Stated goal: Return the records, each one exactly as written.
___ Material shown
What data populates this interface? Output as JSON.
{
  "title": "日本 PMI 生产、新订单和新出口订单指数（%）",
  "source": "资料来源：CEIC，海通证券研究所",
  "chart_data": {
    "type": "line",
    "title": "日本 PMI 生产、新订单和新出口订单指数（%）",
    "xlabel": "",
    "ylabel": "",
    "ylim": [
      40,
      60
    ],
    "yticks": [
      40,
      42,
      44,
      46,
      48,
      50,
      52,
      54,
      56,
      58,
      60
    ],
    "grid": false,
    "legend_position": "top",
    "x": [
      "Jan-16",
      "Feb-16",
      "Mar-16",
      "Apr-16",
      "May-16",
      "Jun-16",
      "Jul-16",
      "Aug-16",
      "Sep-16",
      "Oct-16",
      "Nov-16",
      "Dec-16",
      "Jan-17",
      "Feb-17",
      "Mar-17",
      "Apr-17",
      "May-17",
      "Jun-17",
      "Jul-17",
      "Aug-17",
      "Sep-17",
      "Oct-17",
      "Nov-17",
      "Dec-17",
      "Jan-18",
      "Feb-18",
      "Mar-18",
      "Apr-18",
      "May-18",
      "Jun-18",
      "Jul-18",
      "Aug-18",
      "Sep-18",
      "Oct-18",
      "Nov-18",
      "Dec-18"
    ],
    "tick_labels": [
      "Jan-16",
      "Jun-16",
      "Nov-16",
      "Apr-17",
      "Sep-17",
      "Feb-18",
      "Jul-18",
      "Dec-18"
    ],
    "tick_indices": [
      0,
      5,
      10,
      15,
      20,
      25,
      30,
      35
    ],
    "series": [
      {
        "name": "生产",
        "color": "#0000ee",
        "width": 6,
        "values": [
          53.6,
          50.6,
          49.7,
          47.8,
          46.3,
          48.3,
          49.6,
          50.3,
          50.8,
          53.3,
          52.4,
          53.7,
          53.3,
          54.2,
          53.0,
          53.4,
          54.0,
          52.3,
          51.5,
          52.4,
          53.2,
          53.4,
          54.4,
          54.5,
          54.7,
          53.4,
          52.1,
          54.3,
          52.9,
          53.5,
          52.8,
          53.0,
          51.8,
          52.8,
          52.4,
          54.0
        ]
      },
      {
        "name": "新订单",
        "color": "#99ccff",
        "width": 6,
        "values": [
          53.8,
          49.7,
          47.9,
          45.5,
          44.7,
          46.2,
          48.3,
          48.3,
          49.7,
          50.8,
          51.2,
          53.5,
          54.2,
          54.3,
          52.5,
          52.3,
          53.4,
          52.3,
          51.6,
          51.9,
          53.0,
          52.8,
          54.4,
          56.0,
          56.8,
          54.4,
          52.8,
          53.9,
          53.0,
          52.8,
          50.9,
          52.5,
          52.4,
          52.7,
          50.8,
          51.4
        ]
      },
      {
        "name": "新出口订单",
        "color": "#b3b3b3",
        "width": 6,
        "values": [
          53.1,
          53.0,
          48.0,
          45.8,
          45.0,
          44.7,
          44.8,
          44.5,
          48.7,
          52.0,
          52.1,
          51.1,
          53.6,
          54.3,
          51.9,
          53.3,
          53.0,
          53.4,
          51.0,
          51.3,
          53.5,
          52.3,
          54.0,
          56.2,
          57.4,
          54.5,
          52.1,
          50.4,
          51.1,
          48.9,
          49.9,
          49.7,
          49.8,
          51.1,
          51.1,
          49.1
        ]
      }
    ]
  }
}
______
Solution to the exercise:
What data populates this interface? Output as JSON.
{
  "title": "日本 PMI 生产、新订单和新出口订单指数（%）",
  "source": "资料来源：CEIC，海通证券研究所",
  "chart_data": {
    "type": "line",
    "title": "日本 PMI 生产、新订单和新出口订单指数（%）",
    "xlabel": "",
    "ylabel": "",
    "ylim": [
      40,
      60
    ],
    "yticks": [
      40,
      42,
      44,
      46,
      48,
      50,
      52,
      54,
      56,
      58,
      60
    ],
    "grid": false,
    "legend_position": "top",
    "x": [
      "Jan-16",
      "Feb-16",
      "Mar-16",
      "Apr-16",
      "May-16",
      "Jun-16",
      "Jul-16",
      "Aug-16",
      "Sep-16",
      "Oct-16",
      "Nov-16",
      "Dec-16",
      "Jan-17",
      "Feb-17",
      "Mar-17",
      "Apr-17",
      "May-17",
      "Jun-17",
      "Jul-17",
      "Aug-17",
      "Sep-17",
      "Oct-17",
      "Nov-17",
      "Dec-17",
      "Jan-18",
      "Feb-18",
      "Mar-18",
      "Apr-18",
      "May-18",
      "Jun-18",
      "Jul-18",
      "Aug-18",
      "Sep-18",
      "Oct-18",
      "Nov-18",
      "Dec-18"
    ],
    "tick_labels": [
      "Jan-16",
      "Jun-16",
      "Nov-16",
      "Apr-17",
      "Sep-17",
      "Feb-18",
      "Jul-18",
      "Dec-18"
    ],
    "tick_indices": [
      0,
      5,
      10,
      15,
      20,
      25,
      30,
      35
    ],
    "series": [
      {
        "name": "生产",
        "color": "#0000ee",
        "width": 6,
        "values": [
          53.6,
          50.6,
          49.7,
          47.8,
          46.3,
          48.3,
          49.6,
          50.3,
          50.8,
          53.3,
          52.4,
          53.7,
          53.3,
          54.2,
          53.0,
          53.4,
          54.0,
          52.3,
          51.5,
          52.4,
          53.2,
          53.4,
          54.4,
          54.5,
          54.7,
          53.4,
          52.1,
          54.3,
          52.9,
          53.5,
          52.8,
          53.0,
          51.8,
          52.8,
          52.4,
          54.0
        ]
      },
      {
        "name": "新订单",
        "color": "#99ccff",
        "width": 6,
        "values": [
          53.8,
          49.7,
          47.9,
          45.5,
          44.7,
          46.2,
          48.3,
          48.3,
          49.7,
          50.8,
          51.2,
          53.5,
          54.2,
          54.3,
          52.5,
          52.3,
          53.4,
          52.3,
          51.6,
          51.9,
          53.0,
          52.8,
          54.4,
          56.0,
          56.8,
          54.4,
          52.8,
          53.9,
          53.0,
          52.8,
          50.9,
          52.5,
          52.4,
          52.7,
          50.8,
          51.4
        ]
      },
      {
        "name": "新出口订单",
        "color": "#b3b3b3",
        "width": 6,
        "values": [
          53.1,
          53.0,
          48.0,
          45.8,
          45.0,
          44.7,
          44.8,
          44.5,
          48.7,
          52.0,
          52.1,
          51.1,
          53.6,
          54.3,
          51.9,
          53.3,
          53.0,
          53.4,
          51.0,
          51.3,
          53.5,
          52.3,
          54.0,
          56.2,
          57.4,
          54.5,
          52.1,
          50.4,
          51.1,
          48.9,
          49.9,
          49.7,
          49.8,
          51.1,
          51.1,
          49.1
        ]
      }
    ]
  }
}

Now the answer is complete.